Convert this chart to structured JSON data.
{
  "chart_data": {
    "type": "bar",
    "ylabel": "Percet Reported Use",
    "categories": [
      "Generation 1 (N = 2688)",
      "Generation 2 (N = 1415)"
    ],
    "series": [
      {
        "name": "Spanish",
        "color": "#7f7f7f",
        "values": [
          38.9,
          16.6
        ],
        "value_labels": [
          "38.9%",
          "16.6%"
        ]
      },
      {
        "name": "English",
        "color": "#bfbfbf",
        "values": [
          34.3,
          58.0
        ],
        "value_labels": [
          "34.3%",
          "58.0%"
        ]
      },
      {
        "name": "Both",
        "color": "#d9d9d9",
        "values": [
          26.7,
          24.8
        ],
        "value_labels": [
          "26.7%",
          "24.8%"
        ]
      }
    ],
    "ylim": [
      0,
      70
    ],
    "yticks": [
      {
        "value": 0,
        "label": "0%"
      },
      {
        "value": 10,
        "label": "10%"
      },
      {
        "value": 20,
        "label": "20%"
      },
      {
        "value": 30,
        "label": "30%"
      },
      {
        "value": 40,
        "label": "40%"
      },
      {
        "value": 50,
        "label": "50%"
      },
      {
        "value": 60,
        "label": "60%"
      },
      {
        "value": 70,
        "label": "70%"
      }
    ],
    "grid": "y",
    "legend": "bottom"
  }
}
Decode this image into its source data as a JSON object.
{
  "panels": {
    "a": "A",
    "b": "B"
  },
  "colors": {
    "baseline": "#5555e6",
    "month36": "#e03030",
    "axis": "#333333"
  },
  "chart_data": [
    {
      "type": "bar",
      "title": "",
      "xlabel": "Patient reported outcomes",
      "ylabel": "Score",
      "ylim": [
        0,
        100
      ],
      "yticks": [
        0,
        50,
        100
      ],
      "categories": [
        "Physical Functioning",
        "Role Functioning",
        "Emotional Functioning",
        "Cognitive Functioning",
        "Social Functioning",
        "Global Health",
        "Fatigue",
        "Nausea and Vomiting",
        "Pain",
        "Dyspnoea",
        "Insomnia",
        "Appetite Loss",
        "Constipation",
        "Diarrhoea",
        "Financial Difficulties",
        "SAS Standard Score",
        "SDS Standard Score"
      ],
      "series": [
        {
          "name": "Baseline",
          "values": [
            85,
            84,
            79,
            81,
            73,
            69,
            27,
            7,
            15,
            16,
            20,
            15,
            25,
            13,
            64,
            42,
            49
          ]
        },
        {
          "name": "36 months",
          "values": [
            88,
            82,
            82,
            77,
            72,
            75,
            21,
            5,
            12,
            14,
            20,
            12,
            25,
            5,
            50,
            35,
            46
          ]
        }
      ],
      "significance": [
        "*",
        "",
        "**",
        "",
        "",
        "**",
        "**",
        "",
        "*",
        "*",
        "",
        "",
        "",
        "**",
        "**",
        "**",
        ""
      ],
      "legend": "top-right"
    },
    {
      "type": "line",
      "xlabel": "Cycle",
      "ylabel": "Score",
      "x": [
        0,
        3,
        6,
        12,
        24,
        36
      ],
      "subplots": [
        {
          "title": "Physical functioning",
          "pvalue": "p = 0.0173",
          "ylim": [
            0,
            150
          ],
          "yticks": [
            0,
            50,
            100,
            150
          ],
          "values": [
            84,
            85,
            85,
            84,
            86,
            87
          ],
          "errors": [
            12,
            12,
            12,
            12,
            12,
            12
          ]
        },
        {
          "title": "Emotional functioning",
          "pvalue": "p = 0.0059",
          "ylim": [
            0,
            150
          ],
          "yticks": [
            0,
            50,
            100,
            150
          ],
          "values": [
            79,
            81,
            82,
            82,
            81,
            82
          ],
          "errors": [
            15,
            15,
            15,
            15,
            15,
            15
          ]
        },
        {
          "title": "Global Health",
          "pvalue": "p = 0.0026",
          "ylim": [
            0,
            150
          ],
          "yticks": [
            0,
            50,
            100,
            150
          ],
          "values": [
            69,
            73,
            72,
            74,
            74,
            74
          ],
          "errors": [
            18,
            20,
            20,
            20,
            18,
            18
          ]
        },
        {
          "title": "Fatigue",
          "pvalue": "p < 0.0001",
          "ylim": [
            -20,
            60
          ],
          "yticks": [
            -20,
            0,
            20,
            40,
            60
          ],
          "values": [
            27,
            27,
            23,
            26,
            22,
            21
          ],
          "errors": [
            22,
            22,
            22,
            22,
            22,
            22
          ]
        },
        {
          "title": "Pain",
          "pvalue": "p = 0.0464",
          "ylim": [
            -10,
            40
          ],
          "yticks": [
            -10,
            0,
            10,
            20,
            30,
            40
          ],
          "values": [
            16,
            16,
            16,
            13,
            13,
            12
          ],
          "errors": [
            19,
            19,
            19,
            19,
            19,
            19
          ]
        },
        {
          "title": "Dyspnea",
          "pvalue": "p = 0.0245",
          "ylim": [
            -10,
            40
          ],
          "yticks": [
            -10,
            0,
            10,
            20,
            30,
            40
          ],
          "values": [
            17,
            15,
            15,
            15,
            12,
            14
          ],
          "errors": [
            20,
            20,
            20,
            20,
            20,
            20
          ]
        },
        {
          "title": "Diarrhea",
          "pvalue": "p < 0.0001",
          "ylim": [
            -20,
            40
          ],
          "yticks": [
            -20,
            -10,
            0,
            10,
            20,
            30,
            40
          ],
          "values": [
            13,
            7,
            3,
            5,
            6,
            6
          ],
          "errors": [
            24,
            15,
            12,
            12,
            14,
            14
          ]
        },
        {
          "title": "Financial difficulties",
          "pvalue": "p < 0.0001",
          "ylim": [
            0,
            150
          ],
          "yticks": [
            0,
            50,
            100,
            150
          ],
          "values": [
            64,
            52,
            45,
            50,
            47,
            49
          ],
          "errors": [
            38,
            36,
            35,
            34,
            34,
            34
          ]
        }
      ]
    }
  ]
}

**Objective**
From the listing above, copy every line that holds the string "Emotional".

**Reply to the exercise**
        "Emotional Functioning",
          "title": "Emotional functioning",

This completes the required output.